■ Work required ■
Give the records back in full, exactly as they read.

■ Records provided ■
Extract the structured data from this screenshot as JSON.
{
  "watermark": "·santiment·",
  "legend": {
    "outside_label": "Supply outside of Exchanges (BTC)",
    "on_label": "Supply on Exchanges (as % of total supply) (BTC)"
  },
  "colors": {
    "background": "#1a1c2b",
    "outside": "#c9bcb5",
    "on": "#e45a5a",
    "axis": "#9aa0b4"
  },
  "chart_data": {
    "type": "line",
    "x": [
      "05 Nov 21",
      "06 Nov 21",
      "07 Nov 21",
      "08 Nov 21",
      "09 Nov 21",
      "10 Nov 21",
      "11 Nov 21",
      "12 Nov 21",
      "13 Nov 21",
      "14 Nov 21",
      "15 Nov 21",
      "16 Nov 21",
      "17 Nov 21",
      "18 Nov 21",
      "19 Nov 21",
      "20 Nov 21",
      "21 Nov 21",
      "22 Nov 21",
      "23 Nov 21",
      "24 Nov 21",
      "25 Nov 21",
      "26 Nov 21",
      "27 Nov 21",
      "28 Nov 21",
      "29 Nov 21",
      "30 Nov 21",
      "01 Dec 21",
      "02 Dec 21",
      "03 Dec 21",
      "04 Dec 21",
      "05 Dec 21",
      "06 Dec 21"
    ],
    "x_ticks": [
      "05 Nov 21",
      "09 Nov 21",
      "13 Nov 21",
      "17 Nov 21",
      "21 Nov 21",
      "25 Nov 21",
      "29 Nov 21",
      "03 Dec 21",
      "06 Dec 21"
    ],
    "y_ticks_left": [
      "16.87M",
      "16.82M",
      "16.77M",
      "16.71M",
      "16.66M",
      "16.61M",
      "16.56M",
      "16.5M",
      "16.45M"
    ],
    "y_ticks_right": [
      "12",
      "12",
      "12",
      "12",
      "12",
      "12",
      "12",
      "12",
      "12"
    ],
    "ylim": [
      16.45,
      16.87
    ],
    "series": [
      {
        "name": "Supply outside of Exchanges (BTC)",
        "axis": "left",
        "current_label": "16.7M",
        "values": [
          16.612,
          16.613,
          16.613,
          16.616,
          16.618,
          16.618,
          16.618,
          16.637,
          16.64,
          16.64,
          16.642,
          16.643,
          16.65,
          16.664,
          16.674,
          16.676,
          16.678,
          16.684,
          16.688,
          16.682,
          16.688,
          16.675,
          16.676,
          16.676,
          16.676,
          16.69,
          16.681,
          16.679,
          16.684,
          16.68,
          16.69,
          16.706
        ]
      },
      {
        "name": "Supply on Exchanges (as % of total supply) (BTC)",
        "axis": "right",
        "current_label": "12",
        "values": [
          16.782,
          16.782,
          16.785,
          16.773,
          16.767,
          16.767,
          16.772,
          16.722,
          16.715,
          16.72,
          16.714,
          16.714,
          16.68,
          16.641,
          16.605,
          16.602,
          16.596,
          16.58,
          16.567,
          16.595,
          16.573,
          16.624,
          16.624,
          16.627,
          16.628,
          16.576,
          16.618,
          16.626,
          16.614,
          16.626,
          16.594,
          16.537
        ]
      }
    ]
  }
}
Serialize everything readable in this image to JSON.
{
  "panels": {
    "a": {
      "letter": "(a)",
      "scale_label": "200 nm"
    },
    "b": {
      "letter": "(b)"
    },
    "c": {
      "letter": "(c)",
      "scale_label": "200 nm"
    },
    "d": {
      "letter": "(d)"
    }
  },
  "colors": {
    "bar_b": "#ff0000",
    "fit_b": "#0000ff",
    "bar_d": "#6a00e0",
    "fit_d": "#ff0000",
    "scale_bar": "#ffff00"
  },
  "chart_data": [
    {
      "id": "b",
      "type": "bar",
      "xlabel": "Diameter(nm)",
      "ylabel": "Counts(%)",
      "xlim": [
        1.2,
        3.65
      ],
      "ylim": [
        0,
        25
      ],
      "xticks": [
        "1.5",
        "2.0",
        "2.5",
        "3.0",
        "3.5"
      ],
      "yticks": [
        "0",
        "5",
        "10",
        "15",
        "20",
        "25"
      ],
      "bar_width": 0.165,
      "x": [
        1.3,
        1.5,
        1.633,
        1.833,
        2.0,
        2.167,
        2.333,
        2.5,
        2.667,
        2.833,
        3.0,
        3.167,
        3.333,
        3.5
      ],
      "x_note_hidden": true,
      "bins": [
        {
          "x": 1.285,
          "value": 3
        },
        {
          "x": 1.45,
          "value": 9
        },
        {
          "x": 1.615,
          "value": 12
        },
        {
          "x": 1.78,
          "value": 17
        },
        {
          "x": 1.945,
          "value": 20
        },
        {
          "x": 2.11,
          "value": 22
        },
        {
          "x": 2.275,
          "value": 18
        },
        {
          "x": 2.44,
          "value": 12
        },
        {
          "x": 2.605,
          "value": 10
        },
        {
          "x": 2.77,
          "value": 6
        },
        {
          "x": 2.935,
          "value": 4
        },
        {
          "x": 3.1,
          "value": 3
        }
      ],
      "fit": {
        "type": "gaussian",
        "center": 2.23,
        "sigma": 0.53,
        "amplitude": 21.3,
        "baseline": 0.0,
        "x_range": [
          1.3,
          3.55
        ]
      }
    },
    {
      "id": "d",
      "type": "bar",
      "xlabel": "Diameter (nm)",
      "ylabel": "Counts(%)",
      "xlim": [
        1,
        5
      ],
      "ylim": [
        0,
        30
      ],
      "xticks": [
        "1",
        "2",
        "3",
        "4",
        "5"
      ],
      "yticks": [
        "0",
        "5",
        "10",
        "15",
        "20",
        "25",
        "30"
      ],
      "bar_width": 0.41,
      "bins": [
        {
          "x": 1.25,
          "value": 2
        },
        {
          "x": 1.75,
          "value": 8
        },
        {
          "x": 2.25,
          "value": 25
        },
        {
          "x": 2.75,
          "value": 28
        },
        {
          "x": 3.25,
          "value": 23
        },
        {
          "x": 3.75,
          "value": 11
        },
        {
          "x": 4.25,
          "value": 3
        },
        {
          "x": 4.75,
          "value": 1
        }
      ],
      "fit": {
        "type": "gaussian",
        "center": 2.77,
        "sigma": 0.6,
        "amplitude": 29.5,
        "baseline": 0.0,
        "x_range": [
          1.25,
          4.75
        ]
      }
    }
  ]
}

■ Result ■
Extract the structured data from this screenshot as JSON.
{
  "watermark": "·santiment·",
  "legend": {
    "outside_label": "Supply outside of Exchanges (BTC)",
    "on_label": "Supply on Exchanges (as % of total supply) (BTC)"
  },
  "colors": {
    "background": "#1a1c2b",
    "outside": "#c9bcb5",
    "on": "#e45a5a",
    "axis": "#9aa0b4"
  },
  "chart_data": {
    "type": "line",
    "x": [
      "05 Nov 21",
      "06 Nov 21",
      "07 Nov 21",
      "08 Nov 21",
      "09 Nov 21",
      "10 Nov 21",
      "11 Nov 21",
      "12 Nov 21",
      "13 Nov 21",
      "14 Nov 21",
      "15 Nov 21",
      "16 Nov 21",
      "17 Nov 21",
      "18 Nov 21",
      "19 Nov 21",
      "20 Nov 21",
      "21 Nov 21",
      "22 Nov 21",
      "23 Nov 21",
      "24 Nov 21",
      "25 Nov 21",
      "26 Nov 21",
      "27 Nov 21",
      "28 Nov 21",
      "29 Nov 21",
      "30 Nov 21",
      "01 Dec 21",
      "02 Dec 21",
      "03 Dec 21",
      "04 Dec 21",
      "05 Dec 21",
      "06 Dec 21"
    ],
    "x_ticks": [
      "05 Nov 21",
      "09 Nov 21",
      "13 Nov 21",
      "17 Nov 21",
      "21 Nov 21",
      "25 Nov 21",
      "29 Nov 21",
      "03 Dec 21",
      "06 Dec 21"
    ],
    "y_ticks_left": [
      "16.87M",
      "16.82M",
      "16.77M",
      "16.71M",
      "16.66M",
      "16.61M",
      "16.56M",
      "16.5M",
      "16.45M"
    ],
    "y_ticks_right": [
      "12",
      "12",
      "12",
      "12",
      "12",
      "12",
      "12",
      "12",
      "12"
    ],
    "ylim": [
      16.45,
      16.87
    ],
    "series": [
      {
        "name": "Supply outside of Exchanges (BTC)",
        "axis": "left",
        "current_label": "16.7M",
        "values": [
          16.612,
          16.613,
          16.613,
          16.616,
          16.618,
          16.618,
          16.618,
          16.637,
          16.64,
          16.64,
          16.642,
          16.643,
          16.65,
          16.664,
          16.674,
          16.676,
          16.678,
          16.684,
          16.688,
          16.682,
          16.688,
          16.675,
          16.676,
          16.676,
          16.676,
          16.69,
          16.681,
          16.679,
          16.684,
          16.68,
          16.69,
          16.706
        ]
      },
      {
        "name": "Supply on Exchanges (as % of total supply) (BTC)",
        "axis": "right",
        "current_label": "12",
        "values": [
          16.782,
          16.782,
          16.785,
          16.773,
          16.767,
          16.767,
          16.772,
          16.722,
          16.715,
          16.72,
          16.714,
          16.714,
          16.68,
          16.641,
          16.605,
          16.602,
          16.596,
          16.58,
          16.567,
          16.595,
          16.573,
          16.624,
          16.624,
          16.627,
          16.628,
          16.576,
          16.618,
          16.626,
          16.614,
          16.626,
          16.594,
          16.537
        ]
      }
    ]
  }
}
Serialize everything readable in this image to JSON.
{
  "panels": {
    "a": {
      "letter": "(a)",
      "scale_label": "200 nm"
    },
    "b": {
      "letter": "(b)"
    },
    "c": {
      "letter": "(c)",
      "scale_label": "200 nm"
    },
    "d": {
      "letter": "(d)"
    }
  },
  "colors": {
    "bar_b": "#ff0000",
    "fit_b": "#0000ff",
    "bar_d": "#6a00e0",
    "fit_d": "#ff0000",
    "scale_bar": "#ffff00"
  },
  "chart_data": [
    {
      "id": "b",
      "type": "bar",
      "xlabel": "Diameter(nm)",
      "ylabel": "Counts(%)",
      "xlim": [
        1.2,
        3.65
      ],
      "ylim": [
        0,
        25
      ],
      "xticks": [
        "1.5",
        "2.0",
        "2.5",
        "3.0",
        "3.5"
      ],
      "yticks": [
        "0",
        "5",
        "10",
        "15",
        "20",
        "25"
      ],
      "bar_width": 0.165,
      "x": [
        1.3,
        1.5,
        1.633,
        1.833,
        2.0,
        2.167,
        2.333,
        2.5,
        2.667,
        2.833,
        3.0,
        3.167,
        3.333,
        3.5
      ],
      "x_note_hidden": true,
      "bins": [
        {
          "x": 1.285,
          "value": 3
        },
        {
          "x": 1.45,
          "value": 9
        },
        {
          "x": 1.615,
          "value": 12
        },
        {
          "x": 1.78,
          "value": 17
        },
        {
          "x": 1.945,
          "value": 20
        },
        {
          "x": 2.11,
          "value": 22
        },
        {
          "x": 2.275,
          "value": 18
        },
        {
          "x": 2.44,
          "value": 12
        },
        {
          "x": 2.605,
          "value": 10
        },
        {
          "x": 2.77,
          "value": 6
        },
        {
          "x": 2.935,
          "value": 4
        },
        {
          "x": 3.1,
          "value": 3
        }
      ],
      "fit": {
        "type": "gaussian",
        "center": 2.23,
        "sigma": 0.53,
        "amplitude": 21.3,
        "baseline": 0.0,
        "x_range": [
          1.3,
          3.55
        ]
      }
    },
    {
      "id": "d",
      "type": "bar",
      "xlabel": "Diameter (nm)",
      "ylabel": "Counts(%)",
      "xlim": [
        1,
        5
      ],
      "ylim": [
        0,
        30
      ],
      "xticks": [
        "1",
        "2",
        "3",
        "4",
        "5"
      ],
      "yticks": [
        "0",
        "5",
        "10",
        "15",
        "20",
        "25",
        "30"
      ],
      "bar_width": 0.41,
      "bins": [
        {
          "x": 1.25,
          "value": 2
        },
        {
          "x": 1.75,
          "value": 8
        },
        {
          "x": 2.25,
          "value": 25
        },
        {
          "x": 2.75,
          "value": 28
        },
        {
          "x": 3.25,
          "value": 23
        },
        {
          "x": 3.75,
          "value": 11
        },
        {
          "x": 4.25,
          "value": 3
        },
        {
          "x": 4.75,
          "value": 1
        }
      ],
      "fit": {
        "type": "gaussian",
        "center": 2.77,
        "sigma": 0.6,
        "amplitude": 29.5,
        "baseline": 0.0,
        "x_range": [
          1.25,
          4.75
        ]
      }
    }
  ]
}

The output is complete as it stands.